======== Material shown ========

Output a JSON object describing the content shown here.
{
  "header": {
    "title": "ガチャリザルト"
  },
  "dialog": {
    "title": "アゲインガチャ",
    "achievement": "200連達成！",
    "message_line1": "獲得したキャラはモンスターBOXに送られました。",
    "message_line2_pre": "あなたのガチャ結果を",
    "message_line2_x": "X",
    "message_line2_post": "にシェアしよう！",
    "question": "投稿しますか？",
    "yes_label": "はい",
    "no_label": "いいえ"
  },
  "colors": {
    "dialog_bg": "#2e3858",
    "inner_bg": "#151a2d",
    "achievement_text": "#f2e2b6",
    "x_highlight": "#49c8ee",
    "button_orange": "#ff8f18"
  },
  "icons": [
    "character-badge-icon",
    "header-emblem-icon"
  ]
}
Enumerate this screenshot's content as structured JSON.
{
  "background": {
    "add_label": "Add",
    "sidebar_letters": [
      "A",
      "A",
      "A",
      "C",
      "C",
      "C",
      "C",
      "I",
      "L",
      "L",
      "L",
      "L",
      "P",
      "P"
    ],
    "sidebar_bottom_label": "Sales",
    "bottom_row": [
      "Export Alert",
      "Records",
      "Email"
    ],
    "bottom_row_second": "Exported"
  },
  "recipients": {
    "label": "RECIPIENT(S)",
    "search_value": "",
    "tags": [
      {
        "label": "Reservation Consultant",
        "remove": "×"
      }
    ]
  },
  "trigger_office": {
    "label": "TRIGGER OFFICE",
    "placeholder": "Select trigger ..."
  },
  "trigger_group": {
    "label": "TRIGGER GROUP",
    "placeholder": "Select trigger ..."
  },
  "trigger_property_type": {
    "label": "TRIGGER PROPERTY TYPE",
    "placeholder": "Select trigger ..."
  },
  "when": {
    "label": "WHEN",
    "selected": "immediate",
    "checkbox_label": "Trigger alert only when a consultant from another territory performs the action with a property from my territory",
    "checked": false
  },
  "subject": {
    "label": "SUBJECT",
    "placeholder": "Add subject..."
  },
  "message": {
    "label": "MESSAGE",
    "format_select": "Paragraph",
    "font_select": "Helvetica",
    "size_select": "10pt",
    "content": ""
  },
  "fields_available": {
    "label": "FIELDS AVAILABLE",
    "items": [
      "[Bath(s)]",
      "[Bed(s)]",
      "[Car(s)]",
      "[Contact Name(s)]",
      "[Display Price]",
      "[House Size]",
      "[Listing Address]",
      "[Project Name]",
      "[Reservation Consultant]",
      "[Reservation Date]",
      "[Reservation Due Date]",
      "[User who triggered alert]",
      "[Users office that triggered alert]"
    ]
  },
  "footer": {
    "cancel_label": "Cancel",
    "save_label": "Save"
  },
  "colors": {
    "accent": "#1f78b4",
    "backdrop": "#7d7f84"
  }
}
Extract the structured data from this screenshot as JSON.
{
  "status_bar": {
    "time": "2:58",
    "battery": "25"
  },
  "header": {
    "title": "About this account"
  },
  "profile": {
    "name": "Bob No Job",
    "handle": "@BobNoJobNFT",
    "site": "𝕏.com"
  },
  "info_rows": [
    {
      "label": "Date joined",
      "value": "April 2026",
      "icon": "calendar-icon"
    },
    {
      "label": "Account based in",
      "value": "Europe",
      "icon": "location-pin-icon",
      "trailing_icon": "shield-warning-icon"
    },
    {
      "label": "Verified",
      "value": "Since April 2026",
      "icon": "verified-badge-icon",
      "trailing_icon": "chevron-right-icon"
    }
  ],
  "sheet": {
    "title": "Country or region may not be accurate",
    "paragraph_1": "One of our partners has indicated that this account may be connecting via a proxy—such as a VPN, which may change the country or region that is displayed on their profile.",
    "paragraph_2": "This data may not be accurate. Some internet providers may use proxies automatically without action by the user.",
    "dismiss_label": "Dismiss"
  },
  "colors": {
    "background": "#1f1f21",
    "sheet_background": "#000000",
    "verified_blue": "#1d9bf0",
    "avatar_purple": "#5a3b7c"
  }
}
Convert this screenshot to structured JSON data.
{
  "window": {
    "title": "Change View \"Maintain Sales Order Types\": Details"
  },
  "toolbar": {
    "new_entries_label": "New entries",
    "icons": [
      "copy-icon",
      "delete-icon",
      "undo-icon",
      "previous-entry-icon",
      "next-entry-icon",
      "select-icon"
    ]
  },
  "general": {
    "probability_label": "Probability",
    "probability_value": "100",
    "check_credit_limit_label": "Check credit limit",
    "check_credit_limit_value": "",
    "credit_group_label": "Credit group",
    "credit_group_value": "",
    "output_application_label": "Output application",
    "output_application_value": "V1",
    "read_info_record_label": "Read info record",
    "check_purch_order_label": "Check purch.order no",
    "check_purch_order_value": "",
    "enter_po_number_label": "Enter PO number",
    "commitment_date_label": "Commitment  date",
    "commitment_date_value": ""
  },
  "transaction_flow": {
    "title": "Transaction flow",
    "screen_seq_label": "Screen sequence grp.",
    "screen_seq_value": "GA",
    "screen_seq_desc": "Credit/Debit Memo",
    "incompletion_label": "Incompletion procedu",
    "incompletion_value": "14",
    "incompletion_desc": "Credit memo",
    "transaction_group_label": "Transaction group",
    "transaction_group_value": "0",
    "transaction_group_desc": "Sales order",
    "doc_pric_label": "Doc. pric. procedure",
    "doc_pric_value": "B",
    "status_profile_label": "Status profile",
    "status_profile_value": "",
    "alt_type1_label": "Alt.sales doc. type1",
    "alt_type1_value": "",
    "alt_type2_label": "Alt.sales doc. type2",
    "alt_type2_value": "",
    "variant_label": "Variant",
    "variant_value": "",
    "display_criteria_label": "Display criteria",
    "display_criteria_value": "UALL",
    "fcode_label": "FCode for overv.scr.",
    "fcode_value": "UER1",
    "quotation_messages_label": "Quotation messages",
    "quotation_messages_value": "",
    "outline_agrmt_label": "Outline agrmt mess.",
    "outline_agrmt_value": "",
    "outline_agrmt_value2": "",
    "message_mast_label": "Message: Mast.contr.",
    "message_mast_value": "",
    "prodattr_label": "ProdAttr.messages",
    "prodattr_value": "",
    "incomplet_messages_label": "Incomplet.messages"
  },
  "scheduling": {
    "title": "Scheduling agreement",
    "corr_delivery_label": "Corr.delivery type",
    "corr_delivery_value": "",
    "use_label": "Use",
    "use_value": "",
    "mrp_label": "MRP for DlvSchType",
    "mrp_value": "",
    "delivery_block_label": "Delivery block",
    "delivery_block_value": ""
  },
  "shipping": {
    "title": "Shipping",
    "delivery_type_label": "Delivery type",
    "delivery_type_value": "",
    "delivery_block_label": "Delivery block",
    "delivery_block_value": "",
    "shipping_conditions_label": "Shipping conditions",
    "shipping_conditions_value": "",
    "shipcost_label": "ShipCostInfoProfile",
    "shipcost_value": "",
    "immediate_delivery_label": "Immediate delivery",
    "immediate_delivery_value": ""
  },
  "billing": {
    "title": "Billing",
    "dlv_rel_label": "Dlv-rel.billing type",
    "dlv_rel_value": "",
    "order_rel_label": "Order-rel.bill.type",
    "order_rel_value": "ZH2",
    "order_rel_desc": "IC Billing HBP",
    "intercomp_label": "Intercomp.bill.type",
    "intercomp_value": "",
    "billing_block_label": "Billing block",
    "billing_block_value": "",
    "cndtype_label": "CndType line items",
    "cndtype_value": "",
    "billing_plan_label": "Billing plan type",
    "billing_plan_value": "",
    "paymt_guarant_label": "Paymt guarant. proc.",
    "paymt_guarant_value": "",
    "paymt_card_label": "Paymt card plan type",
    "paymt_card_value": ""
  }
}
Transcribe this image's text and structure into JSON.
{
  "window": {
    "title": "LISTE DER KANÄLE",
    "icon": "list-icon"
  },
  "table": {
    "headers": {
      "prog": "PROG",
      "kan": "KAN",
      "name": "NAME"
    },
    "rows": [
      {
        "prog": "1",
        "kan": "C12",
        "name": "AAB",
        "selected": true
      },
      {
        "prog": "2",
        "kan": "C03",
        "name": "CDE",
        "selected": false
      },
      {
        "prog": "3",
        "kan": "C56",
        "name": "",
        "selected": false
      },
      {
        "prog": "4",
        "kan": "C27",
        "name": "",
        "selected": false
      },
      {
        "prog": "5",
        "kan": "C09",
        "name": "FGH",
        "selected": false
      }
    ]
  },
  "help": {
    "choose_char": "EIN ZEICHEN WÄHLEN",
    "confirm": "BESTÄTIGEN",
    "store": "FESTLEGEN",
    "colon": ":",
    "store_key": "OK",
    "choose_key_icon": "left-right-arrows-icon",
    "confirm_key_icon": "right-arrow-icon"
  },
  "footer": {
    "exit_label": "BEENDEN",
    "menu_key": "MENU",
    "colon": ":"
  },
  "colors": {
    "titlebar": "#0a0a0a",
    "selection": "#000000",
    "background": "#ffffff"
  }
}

========

• Written problem: Identify the lines in the entries that hold "accurate" and return each one.

• Correct response:
    "title": "Country or region may not be accurate",
    "paragraph_2": "This data may not be accurate. Some internet providers may use proxies automatically without action by the user.",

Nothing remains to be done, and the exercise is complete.